• **SHORT EXERCISE**: Copy every line from the records below that holds the word "color".

• **MATERIAL SHOWN**:
=-=-=
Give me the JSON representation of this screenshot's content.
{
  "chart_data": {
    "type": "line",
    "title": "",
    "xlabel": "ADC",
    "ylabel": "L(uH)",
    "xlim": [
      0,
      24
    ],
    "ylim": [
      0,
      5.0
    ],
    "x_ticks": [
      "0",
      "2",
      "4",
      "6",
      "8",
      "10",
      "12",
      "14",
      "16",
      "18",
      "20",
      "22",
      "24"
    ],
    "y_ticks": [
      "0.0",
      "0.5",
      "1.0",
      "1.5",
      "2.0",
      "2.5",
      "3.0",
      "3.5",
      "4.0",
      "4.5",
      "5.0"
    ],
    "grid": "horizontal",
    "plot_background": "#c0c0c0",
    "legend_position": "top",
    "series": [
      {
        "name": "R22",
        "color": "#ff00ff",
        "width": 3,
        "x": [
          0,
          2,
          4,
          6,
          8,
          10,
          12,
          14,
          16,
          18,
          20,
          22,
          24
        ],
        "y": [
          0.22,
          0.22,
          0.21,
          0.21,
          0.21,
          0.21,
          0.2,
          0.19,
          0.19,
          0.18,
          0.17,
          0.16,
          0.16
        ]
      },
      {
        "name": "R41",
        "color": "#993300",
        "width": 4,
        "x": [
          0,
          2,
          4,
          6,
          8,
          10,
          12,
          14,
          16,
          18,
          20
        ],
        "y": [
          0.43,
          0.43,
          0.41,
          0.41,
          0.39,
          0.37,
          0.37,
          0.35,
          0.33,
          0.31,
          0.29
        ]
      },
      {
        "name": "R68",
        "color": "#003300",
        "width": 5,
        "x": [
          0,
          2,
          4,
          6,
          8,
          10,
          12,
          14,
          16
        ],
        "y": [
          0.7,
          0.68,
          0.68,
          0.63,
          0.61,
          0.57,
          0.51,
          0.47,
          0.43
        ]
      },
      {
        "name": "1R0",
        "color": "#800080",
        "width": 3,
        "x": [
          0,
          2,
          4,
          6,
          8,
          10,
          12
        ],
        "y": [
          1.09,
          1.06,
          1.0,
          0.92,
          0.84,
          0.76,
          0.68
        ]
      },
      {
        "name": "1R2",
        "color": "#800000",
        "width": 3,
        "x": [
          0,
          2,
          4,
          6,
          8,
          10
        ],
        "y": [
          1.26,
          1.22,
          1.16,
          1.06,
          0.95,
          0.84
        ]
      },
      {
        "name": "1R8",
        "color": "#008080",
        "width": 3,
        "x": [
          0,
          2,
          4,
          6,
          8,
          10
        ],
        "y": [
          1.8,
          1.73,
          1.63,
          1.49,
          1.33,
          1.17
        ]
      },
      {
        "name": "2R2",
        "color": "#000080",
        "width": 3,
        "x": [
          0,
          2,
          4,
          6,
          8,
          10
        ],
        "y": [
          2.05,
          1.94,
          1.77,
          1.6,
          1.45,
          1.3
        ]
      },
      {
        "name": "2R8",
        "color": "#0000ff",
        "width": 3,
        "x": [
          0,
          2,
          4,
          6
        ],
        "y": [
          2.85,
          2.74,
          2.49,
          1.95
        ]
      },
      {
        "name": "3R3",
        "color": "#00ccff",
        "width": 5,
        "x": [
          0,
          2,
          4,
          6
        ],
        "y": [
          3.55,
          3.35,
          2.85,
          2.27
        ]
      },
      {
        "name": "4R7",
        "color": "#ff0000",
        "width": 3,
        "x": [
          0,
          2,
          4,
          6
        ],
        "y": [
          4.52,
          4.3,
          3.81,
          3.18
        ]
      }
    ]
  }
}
=-=-=
• **CORRECT RESPONSE**:
        "color": "#ff00ff",
        "color": "#993300",
        "color": "#003300",
        "color": "#800080",
        "color": "#800000",
        "color": "#008080",
        "color": "#000080",
        "color": "#0000ff",
        "color": "#00ccff",
        "color": "#ff0000",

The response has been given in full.